-- MATERIAL SUPPLIED start --
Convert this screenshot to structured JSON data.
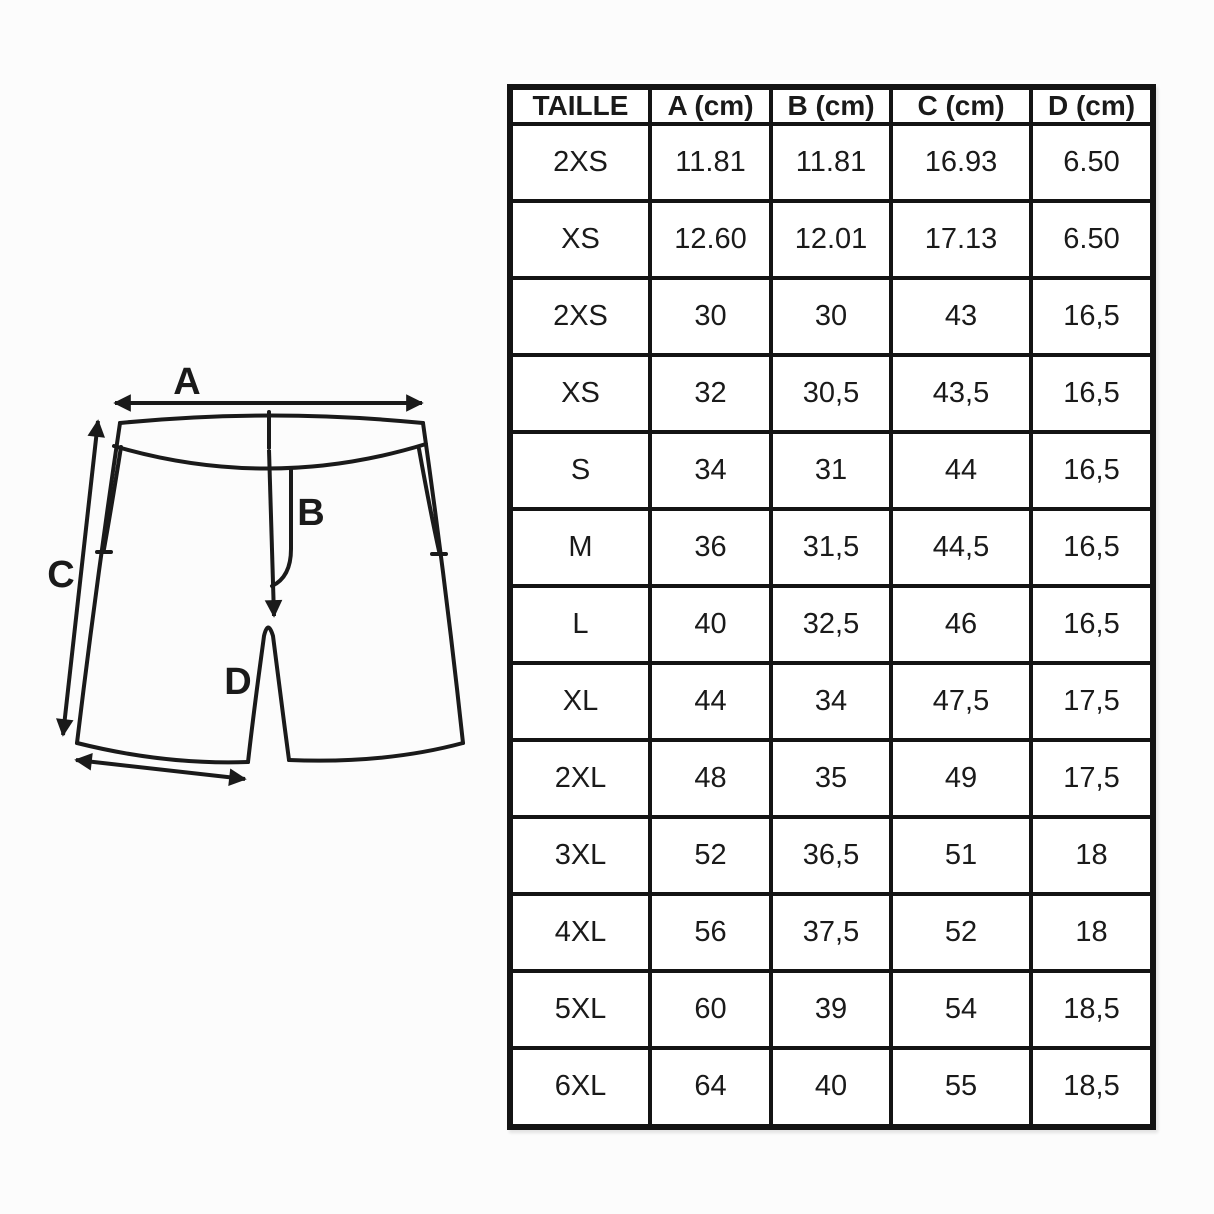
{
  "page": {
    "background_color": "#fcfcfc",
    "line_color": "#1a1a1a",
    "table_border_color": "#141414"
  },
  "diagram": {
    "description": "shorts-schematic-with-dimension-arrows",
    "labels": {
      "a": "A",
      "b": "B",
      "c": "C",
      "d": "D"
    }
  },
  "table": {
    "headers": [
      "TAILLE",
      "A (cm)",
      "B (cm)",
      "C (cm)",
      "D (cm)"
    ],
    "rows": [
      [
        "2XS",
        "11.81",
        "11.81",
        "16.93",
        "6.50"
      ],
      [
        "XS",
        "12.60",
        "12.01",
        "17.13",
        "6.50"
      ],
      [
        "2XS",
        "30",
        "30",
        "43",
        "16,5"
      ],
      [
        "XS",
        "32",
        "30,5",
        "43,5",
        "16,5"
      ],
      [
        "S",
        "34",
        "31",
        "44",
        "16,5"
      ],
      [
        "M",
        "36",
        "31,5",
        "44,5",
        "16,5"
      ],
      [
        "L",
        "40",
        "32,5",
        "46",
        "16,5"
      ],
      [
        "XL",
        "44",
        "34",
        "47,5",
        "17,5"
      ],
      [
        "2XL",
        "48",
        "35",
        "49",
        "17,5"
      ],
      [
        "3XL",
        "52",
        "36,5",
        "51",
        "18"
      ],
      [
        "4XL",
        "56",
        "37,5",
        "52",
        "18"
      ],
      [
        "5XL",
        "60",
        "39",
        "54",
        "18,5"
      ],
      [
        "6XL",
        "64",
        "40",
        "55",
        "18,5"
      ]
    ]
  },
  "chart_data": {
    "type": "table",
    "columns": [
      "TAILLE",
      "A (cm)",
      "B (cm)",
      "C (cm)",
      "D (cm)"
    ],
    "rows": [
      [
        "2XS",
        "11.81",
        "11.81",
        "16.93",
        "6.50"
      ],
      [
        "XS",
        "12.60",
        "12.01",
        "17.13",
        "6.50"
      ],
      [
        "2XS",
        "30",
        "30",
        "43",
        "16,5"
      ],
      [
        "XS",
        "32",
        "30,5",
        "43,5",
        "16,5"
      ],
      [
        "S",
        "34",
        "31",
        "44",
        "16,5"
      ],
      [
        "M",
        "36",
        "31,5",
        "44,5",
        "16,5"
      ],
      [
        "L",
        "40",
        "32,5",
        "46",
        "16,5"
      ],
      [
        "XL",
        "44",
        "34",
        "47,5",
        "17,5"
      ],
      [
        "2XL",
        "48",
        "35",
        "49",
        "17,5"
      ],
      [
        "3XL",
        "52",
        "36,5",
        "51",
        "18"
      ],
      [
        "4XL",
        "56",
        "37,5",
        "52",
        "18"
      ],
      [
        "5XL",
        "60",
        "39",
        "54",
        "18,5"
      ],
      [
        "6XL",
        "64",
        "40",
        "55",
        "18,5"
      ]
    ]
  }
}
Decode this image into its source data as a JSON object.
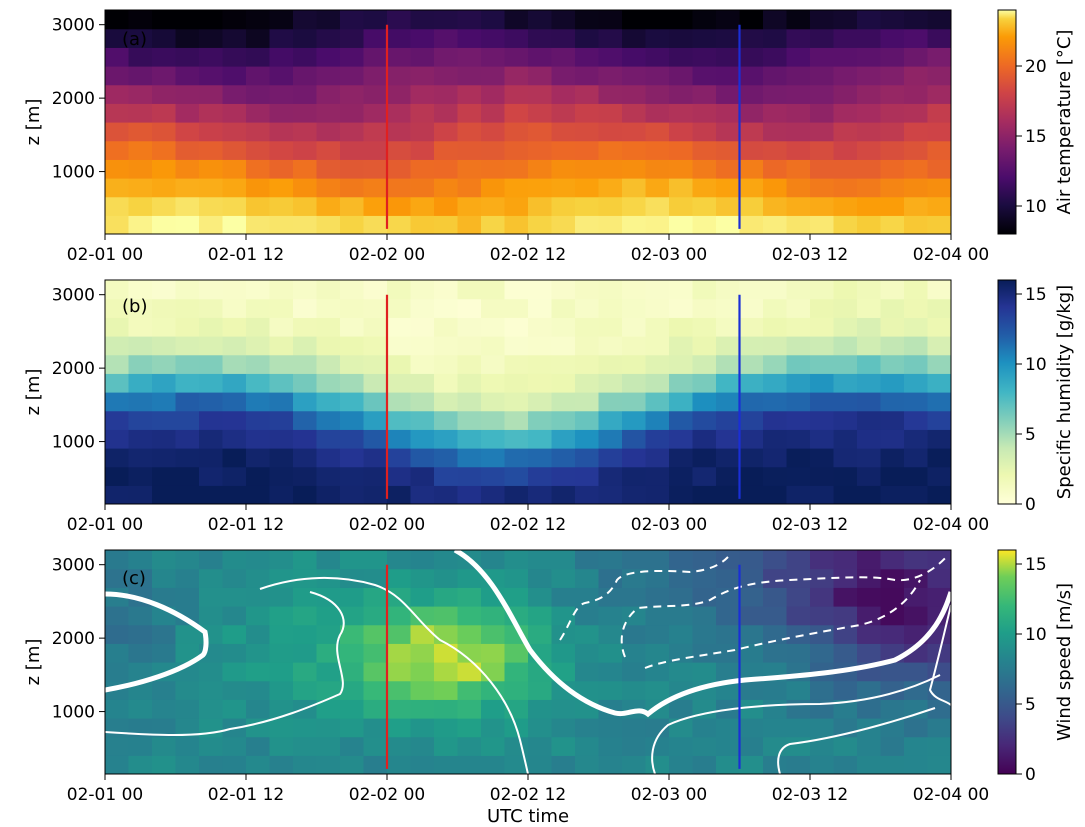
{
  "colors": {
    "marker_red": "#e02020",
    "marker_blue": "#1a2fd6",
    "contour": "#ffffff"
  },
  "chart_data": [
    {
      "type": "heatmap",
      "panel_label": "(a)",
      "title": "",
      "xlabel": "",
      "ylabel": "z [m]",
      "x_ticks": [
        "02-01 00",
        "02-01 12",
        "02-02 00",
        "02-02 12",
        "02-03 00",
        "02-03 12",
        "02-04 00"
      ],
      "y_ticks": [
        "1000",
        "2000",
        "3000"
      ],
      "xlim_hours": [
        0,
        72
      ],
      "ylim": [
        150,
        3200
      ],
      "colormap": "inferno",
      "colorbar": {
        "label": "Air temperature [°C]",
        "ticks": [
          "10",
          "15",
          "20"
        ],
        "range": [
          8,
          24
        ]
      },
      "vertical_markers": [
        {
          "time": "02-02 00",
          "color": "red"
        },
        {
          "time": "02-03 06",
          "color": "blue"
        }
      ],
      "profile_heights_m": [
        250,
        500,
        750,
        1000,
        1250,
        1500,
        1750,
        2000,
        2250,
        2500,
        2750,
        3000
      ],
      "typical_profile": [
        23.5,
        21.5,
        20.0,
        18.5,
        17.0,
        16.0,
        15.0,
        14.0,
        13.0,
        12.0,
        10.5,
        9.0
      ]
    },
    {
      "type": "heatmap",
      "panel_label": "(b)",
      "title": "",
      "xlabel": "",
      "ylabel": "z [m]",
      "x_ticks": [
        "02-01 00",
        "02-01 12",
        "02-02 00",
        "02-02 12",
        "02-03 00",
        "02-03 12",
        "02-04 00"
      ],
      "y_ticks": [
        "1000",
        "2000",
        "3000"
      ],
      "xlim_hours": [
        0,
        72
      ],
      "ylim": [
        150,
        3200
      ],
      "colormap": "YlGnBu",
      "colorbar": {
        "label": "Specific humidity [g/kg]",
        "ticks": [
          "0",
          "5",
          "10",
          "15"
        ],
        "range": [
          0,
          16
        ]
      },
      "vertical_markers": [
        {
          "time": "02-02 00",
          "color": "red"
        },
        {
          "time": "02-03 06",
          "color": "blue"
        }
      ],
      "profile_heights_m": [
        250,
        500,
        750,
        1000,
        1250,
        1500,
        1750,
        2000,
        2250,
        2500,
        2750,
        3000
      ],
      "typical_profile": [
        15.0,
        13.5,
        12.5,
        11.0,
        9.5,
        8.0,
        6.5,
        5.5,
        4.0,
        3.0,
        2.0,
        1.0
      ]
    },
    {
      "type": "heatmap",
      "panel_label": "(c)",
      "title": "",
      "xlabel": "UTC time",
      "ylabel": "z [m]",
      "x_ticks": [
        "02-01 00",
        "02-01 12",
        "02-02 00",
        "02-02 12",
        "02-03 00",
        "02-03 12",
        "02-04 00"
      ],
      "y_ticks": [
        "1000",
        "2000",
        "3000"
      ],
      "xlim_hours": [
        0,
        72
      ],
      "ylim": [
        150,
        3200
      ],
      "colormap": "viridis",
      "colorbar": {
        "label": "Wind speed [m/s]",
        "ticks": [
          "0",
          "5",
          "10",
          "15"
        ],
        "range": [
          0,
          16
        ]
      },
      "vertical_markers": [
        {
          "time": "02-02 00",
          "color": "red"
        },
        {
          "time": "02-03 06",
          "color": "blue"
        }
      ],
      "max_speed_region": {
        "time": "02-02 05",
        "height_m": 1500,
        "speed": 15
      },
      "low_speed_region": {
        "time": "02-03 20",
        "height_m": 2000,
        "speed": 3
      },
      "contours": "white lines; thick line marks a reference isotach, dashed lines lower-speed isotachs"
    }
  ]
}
-- MATERIAL SUPPLIED end --
Reproduce the listing exactly. Leave its pictures out.

[SOLUTION]
Convert this screenshot to structured JSON data.
{
  "page": {
    "background_color": "#fcfcfc",
    "line_color": "#1a1a1a",
    "table_border_color": "#141414"
  },
  "diagram": {
    "description": "shorts-schematic-with-dimension-arrows",
    "labels": {
      "a": "A",
      "b": "B",
      "c": "C",
      "d": "D"
    }
  },
  "table": {
    "headers": [
      "TAILLE",
      "A (cm)",
      "B (cm)",
      "C (cm)",
      "D (cm)"
    ],
    "rows": [
      [
        "2XS",
        "11.81",
        "11.81",
        "16.93",
        "6.50"
      ],
      [
        "XS",
        "12.60",
        "12.01",
        "17.13",
        "6.50"
      ],
      [
        "2XS",
        "30",
        "30",
        "43",
        "16,5"
      ],
      [
        "XS",
        "32",
        "30,5",
        "43,5",
        "16,5"
      ],
      [
        "S",
        "34",
        "31",
        "44",
        "16,5"
      ],
      [
        "M",
        "36",
        "31,5",
        "44,5",
        "16,5"
      ],
      [
        "L",
        "40",
        "32,5",
        "46",
        "16,5"
      ],
      [
        "XL",
        "44",
        "34",
        "47,5",
        "17,5"
      ],
      [
        "2XL",
        "48",
        "35",
        "49",
        "17,5"
      ],
      [
        "3XL",
        "52",
        "36,5",
        "51",
        "18"
      ],
      [
        "4XL",
        "56",
        "37,5",
        "52",
        "18"
      ],
      [
        "5XL",
        "60",
        "39",
        "54",
        "18,5"
      ],
      [
        "6XL",
        "64",
        "40",
        "55",
        "18,5"
      ]
    ]
  },
  "chart_data": {
    "type": "table",
    "columns": [
      "TAILLE",
      "A (cm)",
      "B (cm)",
      "C (cm)",
      "D (cm)"
    ],
    "rows": [
      [
        "2XS",
        "11.81",
        "11.81",
        "16.93",
        "6.50"
      ],
      [
        "XS",
        "12.60",
        "12.01",
        "17.13",
        "6.50"
      ],
      [
        "2XS",
        "30",
        "30",
        "43",
        "16,5"
      ],
      [
        "XS",
        "32",
        "30,5",
        "43,5",
        "16,5"
      ],
      [
        "S",
        "34",
        "31",
        "44",
        "16,5"
      ],
      [
        "M",
        "36",
        "31,5",
        "44,5",
        "16,5"
      ],
      [
        "L",
        "40",
        "32,5",
        "46",
        "16,5"
      ],
      [
        "XL",
        "44",
        "34",
        "47,5",
        "17,5"
      ],
      [
        "2XL",
        "48",
        "35",
        "49",
        "17,5"
      ],
      [
        "3XL",
        "52",
        "36,5",
        "51",
        "18"
      ],
      [
        "4XL",
        "56",
        "37,5",
        "52",
        "18"
      ],
      [
        "5XL",
        "60",
        "39",
        "54",
        "18,5"
      ],
      [
        "6XL",
        "64",
        "40",
        "55",
        "18,5"
      ]
    ]
  }
}
Decode this image into its source data as a JSON object.
{
  "colors": {
    "marker_red": "#e02020",
    "marker_blue": "#1a2fd6",
    "contour": "#ffffff"
  },
  "chart_data": [
    {
      "type": "heatmap",
      "panel_label": "(a)",
      "title": "",
      "xlabel": "",
      "ylabel": "z [m]",
      "x_ticks": [
        "02-01 00",
        "02-01 12",
        "02-02 00",
        "02-02 12",
        "02-03 00",
        "02-03 12",
        "02-04 00"
      ],
      "y_ticks": [
        "1000",
        "2000",
        "3000"
      ],
      "xlim_hours": [
        0,
        72
      ],
      "ylim": [
        150,
        3200
      ],
      "colormap": "inferno",
      "colorbar": {
        "label": "Air temperature [°C]",
        "ticks": [
          "10",
          "15",
          "20"
        ],
        "range": [
          8,
          24
        ]
      },
      "vertical_markers": [
        {
          "time": "02-02 00",
          "color": "red"
        },
        {
          "time": "02-03 06",
          "color": "blue"
        }
      ],
      "profile_heights_m": [
        250,
        500,
        750,
        1000,
        1250,
        1500,
        1750,
        2000,
        2250,
        2500,
        2750,
        3000
      ],
      "typical_profile": [
        23.5,
        21.5,
        20.0,
        18.5,
        17.0,
        16.0,
        15.0,
        14.0,
        13.0,
        12.0,
        10.5,
        9.0
      ]
    },
    {
      "type": "heatmap",
      "panel_label": "(b)",
      "title": "",
      "xlabel": "",
      "ylabel": "z [m]",
      "x_ticks": [
        "02-01 00",
        "02-01 12",
        "02-02 00",
        "02-02 12",
        "02-03 00",
        "02-03 12",
        "02-04 00"
      ],
      "y_ticks": [
        "1000",
        "2000",
        "3000"
      ],
      "xlim_hours": [
        0,
        72
      ],
      "ylim": [
        150,
        3200
      ],
      "colormap": "YlGnBu",
      "colorbar": {
        "label": "Specific humidity [g/kg]",
        "ticks": [
          "0",
          "5",
          "10",
          "15"
        ],
        "range": [
          0,
          16
        ]
      },
      "vertical_markers": [
        {
          "time": "02-02 00",
          "color": "red"
        },
        {
          "time": "02-03 06",
          "color": "blue"
        }
      ],
      "profile_heights_m": [
        250,
        500,
        750,
        1000,
        1250,
        1500,
        1750,
        2000,
        2250,
        2500,
        2750,
        3000
      ],
      "typical_profile": [
        15.0,
        13.5,
        12.5,
        11.0,
        9.5,
        8.0,
        6.5,
        5.5,
        4.0,
        3.0,
        2.0,
        1.0
      ]
    },
    {
      "type": "heatmap",
      "panel_label": "(c)",
      "title": "",
      "xlabel": "UTC time",
      "ylabel": "z [m]",
      "x_ticks": [
        "02-01 00",
        "02-01 12",
        "02-02 00",
        "02-02 12",
        "02-03 00",
        "02-03 12",
        "02-04 00"
      ],
      "y_ticks": [
        "1000",
        "2000",
        "3000"
      ],
      "xlim_hours": [
        0,
        72
      ],
      "ylim": [
        150,
        3200
      ],
      "colormap": "viridis",
      "colorbar": {
        "label": "Wind speed [m/s]",
        "ticks": [
          "0",
          "5",
          "10",
          "15"
        ],
        "range": [
          0,
          16
        ]
      },
      "vertical_markers": [
        {
          "time": "02-02 00",
          "color": "red"
        },
        {
          "time": "02-03 06",
          "color": "blue"
        }
      ],
      "max_speed_region": {
        "time": "02-02 05",
        "height_m": 1500,
        "speed": 15
      },
      "low_speed_region": {
        "time": "02-03 20",
        "height_m": 2000,
        "speed": 3
      },
      "contours": "white lines; thick line marks a reference isotach, dashed lines lower-speed isotachs"
    }
  ]
}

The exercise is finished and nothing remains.